##### MATERIAL SUPPLIED #####
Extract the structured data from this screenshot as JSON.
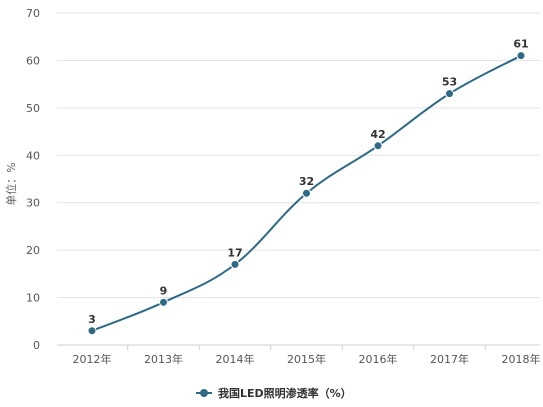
{
  "chart_data": {
    "type": "line",
    "categories": [
      "2012年",
      "2013年",
      "2014年",
      "2015年",
      "2016年",
      "2017年",
      "2018年"
    ],
    "series": [
      {
        "name": "我国LED照明渗透率（%）",
        "values": [
          3,
          9,
          17,
          32,
          42,
          53,
          61
        ],
        "color": "#2e6a84"
      }
    ],
    "ylabel": "单位：%",
    "xlabel": "",
    "ylim": [
      0,
      70
    ],
    "yticks": [
      0,
      10,
      20,
      30,
      40,
      50,
      60,
      70
    ],
    "grid": true,
    "smooth": true,
    "legend_position": "bottom",
    "data_labels": true
  },
  "colors": {
    "line": "#2e6a84",
    "grid": "#e3e3e3",
    "axis": "#cfcfcf",
    "text": "#555555"
  }
}
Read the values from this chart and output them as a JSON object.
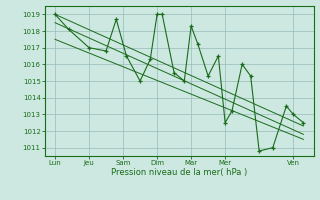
{
  "bg_color": "#cce8e0",
  "grid_color": "#99bbbb",
  "line_color": "#1a6b1a",
  "marker_color": "#1a6b1a",
  "x_tick_labels": [
    "Lun",
    "Jeu",
    "Sam",
    "Dim",
    "Mar",
    "Mer",
    "Ven"
  ],
  "x_tick_positions": [
    0,
    1,
    2,
    3,
    4,
    5,
    7
  ],
  "xlabel": "Pression niveau de la mer( hPa )",
  "ylim": [
    1010.5,
    1019.5
  ],
  "yticks": [
    1011,
    1012,
    1013,
    1014,
    1015,
    1016,
    1017,
    1018,
    1019
  ],
  "line_main": {
    "x": [
      0.0,
      0.4,
      1.0,
      1.5,
      1.8,
      2.1,
      2.5,
      2.8,
      3.0,
      3.15,
      3.5,
      3.8,
      4.0,
      4.2,
      4.5,
      4.8,
      5.0,
      5.2,
      5.5,
      5.75,
      6.0,
      6.4,
      6.8,
      7.0,
      7.3
    ],
    "y": [
      1019.0,
      1018.1,
      1017.0,
      1016.8,
      1018.7,
      1016.5,
      1015.0,
      1016.3,
      1019.0,
      1019.0,
      1015.5,
      1015.0,
      1018.3,
      1017.2,
      1015.3,
      1016.5,
      1012.5,
      1013.2,
      1016.0,
      1015.3,
      1010.8,
      1011.0,
      1013.5,
      1013.0,
      1012.5
    ]
  },
  "line_trend1": {
    "x": [
      0.0,
      7.3
    ],
    "y": [
      1019.0,
      1012.3
    ]
  },
  "line_trend2": {
    "x": [
      0.0,
      7.3
    ],
    "y": [
      1018.5,
      1011.8
    ]
  },
  "line_trend3": {
    "x": [
      0.0,
      7.3
    ],
    "y": [
      1017.5,
      1011.5
    ]
  }
}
#####
## THE EXERCISE
Read the entries above, then pull out the lines that include "this".

## RESPONSE TO THE TASK
Extract the structured data from this screenshot as JSON.
Read the values from this chart and output them as a JSON object.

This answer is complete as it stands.